Dataset records:

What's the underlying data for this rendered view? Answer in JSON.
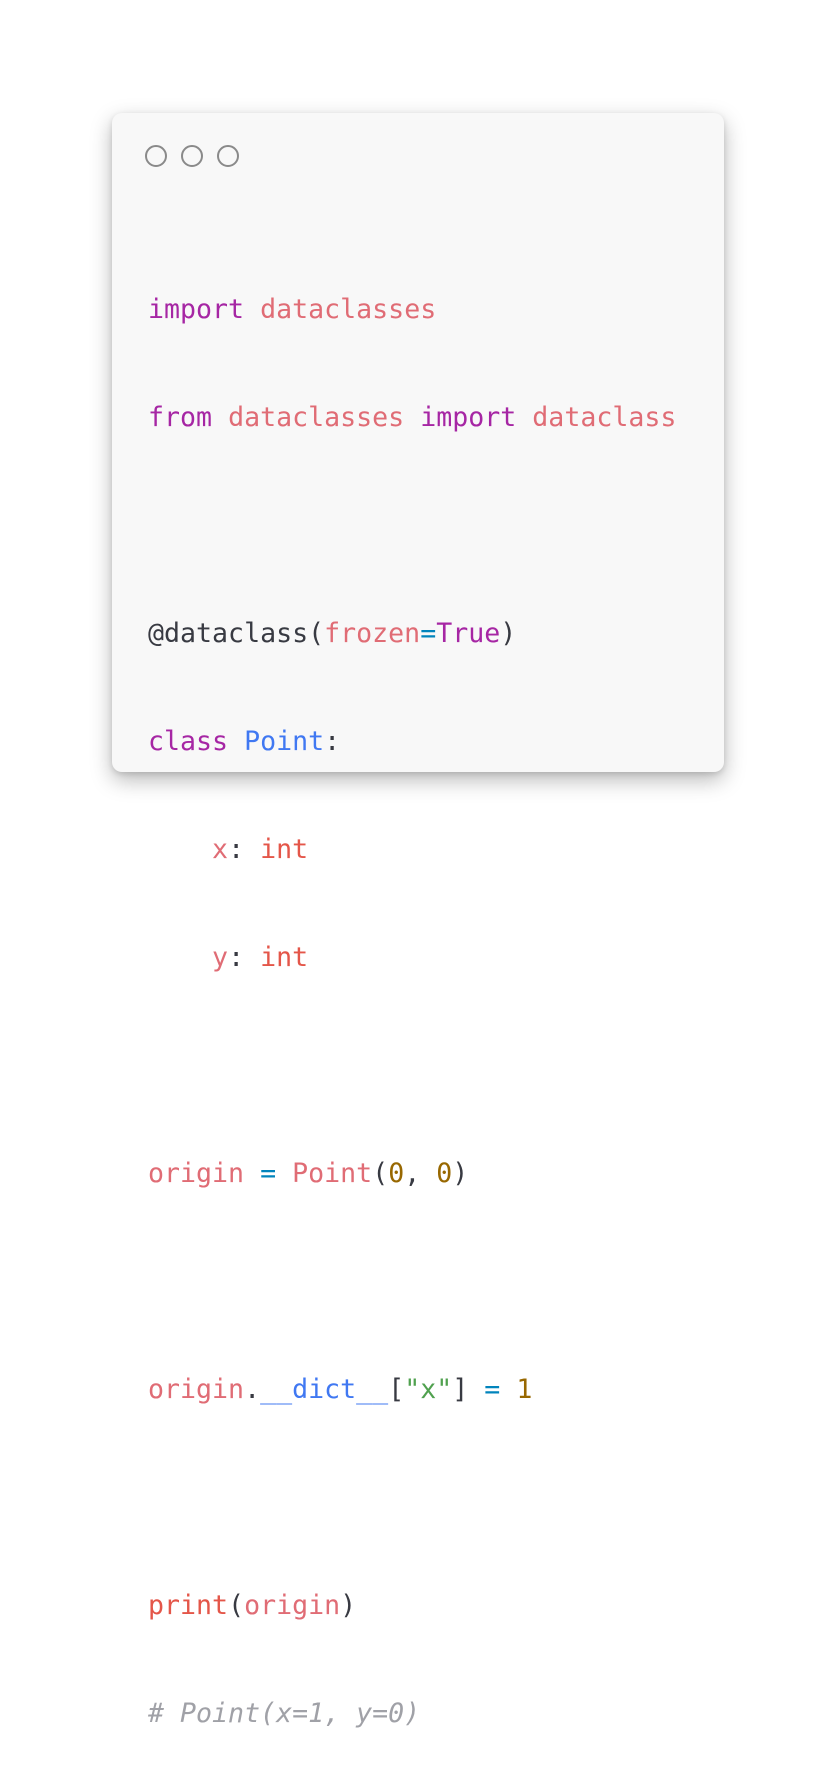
{
  "window": {
    "controls": [
      "close",
      "minimize",
      "maximize"
    ]
  },
  "code": {
    "l1": {
      "kw": "import",
      "mod": "dataclasses"
    },
    "l2": {
      "kw1": "from",
      "mod1": "dataclasses",
      "kw2": "import",
      "mod2": "dataclass"
    },
    "l4": {
      "deco": "@dataclass",
      "open": "(",
      "param": "frozen",
      "eq": "=",
      "val": "True",
      "close": ")"
    },
    "l5": {
      "kw": "class",
      "name": "Point",
      "colon": ":"
    },
    "l6": {
      "indent": "    ",
      "field": "x",
      "colon": ": ",
      "type": "int"
    },
    "l7": {
      "indent": "    ",
      "field": "y",
      "colon": ": ",
      "type": "int"
    },
    "l9": {
      "var": "origin",
      "eq": " = ",
      "fn": "Point",
      "open": "(",
      "a": "0",
      "comma": ", ",
      "b": "0",
      "close": ")"
    },
    "l11": {
      "var": "origin",
      "dot": ".",
      "attr": "__dict__",
      "lb": "[",
      "key": "\"x\"",
      "rb": "]",
      "eq": " = ",
      "val": "1"
    },
    "l13": {
      "fn": "print",
      "open": "(",
      "arg": "origin",
      "close": ")"
    },
    "l14": {
      "comment": "# Point(x=1, y=0)"
    }
  },
  "colors": {
    "keyword": "#a626a4",
    "identifier": "#e06c75",
    "builtin": "#e45649",
    "class": "#4078f2",
    "operator": "#0184bc",
    "number": "#986801",
    "string": "#50a14f",
    "comment": "#a0a1a7"
  }
}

Objective:
Go over the records above and tally each line that includes "Point". Give the total by itself.

Completed task:
3